Copy out every line exactly as given.

• **EXTRACTED ENTRIES**
# # #
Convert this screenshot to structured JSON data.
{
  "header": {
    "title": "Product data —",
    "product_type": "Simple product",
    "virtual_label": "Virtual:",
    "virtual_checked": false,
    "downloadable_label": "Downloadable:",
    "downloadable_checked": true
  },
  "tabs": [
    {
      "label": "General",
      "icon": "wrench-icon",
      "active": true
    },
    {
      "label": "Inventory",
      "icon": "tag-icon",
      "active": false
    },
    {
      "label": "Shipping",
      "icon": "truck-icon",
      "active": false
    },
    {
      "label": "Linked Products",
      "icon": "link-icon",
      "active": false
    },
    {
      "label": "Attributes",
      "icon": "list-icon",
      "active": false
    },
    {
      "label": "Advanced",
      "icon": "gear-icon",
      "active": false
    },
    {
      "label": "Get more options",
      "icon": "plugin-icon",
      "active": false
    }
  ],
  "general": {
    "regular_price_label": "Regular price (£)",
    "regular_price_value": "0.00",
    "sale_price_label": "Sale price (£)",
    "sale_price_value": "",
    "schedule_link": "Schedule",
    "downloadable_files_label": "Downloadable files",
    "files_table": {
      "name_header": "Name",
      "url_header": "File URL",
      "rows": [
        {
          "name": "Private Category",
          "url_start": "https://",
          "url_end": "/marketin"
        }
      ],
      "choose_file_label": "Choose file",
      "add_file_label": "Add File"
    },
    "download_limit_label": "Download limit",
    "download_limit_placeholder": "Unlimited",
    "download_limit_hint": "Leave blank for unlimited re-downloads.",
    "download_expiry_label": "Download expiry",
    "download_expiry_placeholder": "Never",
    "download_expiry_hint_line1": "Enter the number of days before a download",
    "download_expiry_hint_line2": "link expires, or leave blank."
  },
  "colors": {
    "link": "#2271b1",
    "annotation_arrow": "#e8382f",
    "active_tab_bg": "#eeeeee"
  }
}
# # #
• **WRITTEN ANSWER**
Convert this screenshot to structured JSON data.
{
  "header": {
    "title": "Product data —",
    "product_type": "Simple product",
    "virtual_label": "Virtual:",
    "virtual_checked": false,
    "downloadable_label": "Downloadable:",
    "downloadable_checked": true
  },
  "tabs": [
    {
      "label": "General",
      "icon": "wrench-icon",
      "active": true
    },
    {
      "label": "Inventory",
      "icon": "tag-icon",
      "active": false
    },
    {
      "label": "Shipping",
      "icon": "truck-icon",
      "active": false
    },
    {
      "label": "Linked Products",
      "icon": "link-icon",
      "active": false
    },
    {
      "label": "Attributes",
      "icon": "list-icon",
      "active": false
    },
    {
      "label": "Advanced",
      "icon": "gear-icon",
      "active": false
    },
    {
      "label": "Get more options",
      "icon": "plugin-icon",
      "active": false
    }
  ],
  "general": {
    "regular_price_label": "Regular price (£)",
    "regular_price_value": "0.00",
    "sale_price_label": "Sale price (£)",
    "sale_price_value": "",
    "schedule_link": "Schedule",
    "downloadable_files_label": "Downloadable files",
    "files_table": {
      "name_header": "Name",
      "url_header": "File URL",
      "rows": [
        {
          "name": "Private Category",
          "url_start": "https://",
          "url_end": "/marketin"
        }
      ],
      "choose_file_label": "Choose file",
      "add_file_label": "Add File"
    },
    "download_limit_label": "Download limit",
    "download_limit_placeholder": "Unlimited",
    "download_limit_hint": "Leave blank for unlimited re-downloads.",
    "download_expiry_label": "Download expiry",
    "download_expiry_placeholder": "Never",
    "download_expiry_hint_line1": "Enter the number of days before a download",
    "download_expiry_hint_line2": "link expires, or leave blank."
  },
  "colors": {
    "link": "#2271b1",
    "annotation_arrow": "#e8382f",
    "active_tab_bg": "#eeeeee"
  }
}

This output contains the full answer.